Directive:
Print the entries below in their entirety, exactly as they are written.

[A block of data]
----
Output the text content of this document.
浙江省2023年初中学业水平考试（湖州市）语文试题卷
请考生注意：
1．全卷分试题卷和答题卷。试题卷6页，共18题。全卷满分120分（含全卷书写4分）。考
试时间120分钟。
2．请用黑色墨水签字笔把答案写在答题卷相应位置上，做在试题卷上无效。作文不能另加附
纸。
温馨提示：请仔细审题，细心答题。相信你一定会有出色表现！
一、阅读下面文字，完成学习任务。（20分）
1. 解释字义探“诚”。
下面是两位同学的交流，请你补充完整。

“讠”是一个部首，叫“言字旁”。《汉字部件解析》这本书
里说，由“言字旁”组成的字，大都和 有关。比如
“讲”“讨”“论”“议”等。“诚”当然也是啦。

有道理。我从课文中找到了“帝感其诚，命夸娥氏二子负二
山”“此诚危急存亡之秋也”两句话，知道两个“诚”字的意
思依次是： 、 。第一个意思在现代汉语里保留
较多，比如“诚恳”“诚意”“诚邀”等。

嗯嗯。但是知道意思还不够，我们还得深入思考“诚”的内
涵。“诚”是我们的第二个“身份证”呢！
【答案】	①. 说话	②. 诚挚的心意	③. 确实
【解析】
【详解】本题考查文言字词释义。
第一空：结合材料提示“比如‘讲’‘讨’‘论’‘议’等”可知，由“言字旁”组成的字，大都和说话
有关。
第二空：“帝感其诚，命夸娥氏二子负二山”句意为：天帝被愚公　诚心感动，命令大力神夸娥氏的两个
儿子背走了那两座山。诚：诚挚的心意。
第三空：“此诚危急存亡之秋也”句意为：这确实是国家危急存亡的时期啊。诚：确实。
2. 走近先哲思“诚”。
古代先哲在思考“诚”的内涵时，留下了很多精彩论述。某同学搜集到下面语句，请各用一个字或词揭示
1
----
Expected output:
Output the text content of this document.
浙江省2023年初中学业水平考试（湖州市）语文试题卷
请考生注意：
1．全卷分试题卷和答题卷。试题卷6页，共18题。全卷满分120分（含全卷书写4分）。考
试时间120分钟。
2．请用黑色墨水签字笔把答案写在答题卷相应位置上，做在试题卷上无效。作文不能另加附
纸。
温馨提示：请仔细审题，细心答题。相信你一定会有出色表现！
一、阅读下面文字，完成学习任务。（20分）
1. 解释字义探“诚”。
下面是两位同学的交流，请你补充完整。

“讠”是一个部首，叫“言字旁”。《汉字部件解析》这本书
里说，由“言字旁”组成的字，大都和 有关。比如
“讲”“讨”“论”“议”等。“诚”当然也是啦。

有道理。我从课文中找到了“帝感其诚，命夸娥氏二子负二
山”“此诚危急存亡之秋也”两句话，知道两个“诚”字的意
思依次是： 、 。第一个意思在现代汉语里保留
较多，比如“诚恳”“诚意”“诚邀”等。

嗯嗯。但是知道意思还不够，我们还得深入思考“诚”的内
涵。“诚”是我们的第二个“身份证”呢！
【答案】	①. 说话	②. 诚挚的心意	③. 确实
【解析】
【详解】本题考查文言字词释义。
第一空：结合材料提示“比如‘讲’‘讨’‘论’‘议’等”可知，由“言字旁”组成的字，大都和说话
有关。
第二空：“帝感其诚，命夸娥氏二子负二山”句意为：天帝被愚公　诚心感动，命令大力神夸娥氏的两个
儿子背走了那两座山。诚：诚挚的心意。
第三空：“此诚危急存亡之秋也”句意为：这确实是国家危急存亡的时期啊。诚：确实。
2. 走近先哲思“诚”。
古代先哲在思考“诚”的内涵时，留下了很多精彩论述。某同学搜集到下面语句，请各用一个字或词揭示
1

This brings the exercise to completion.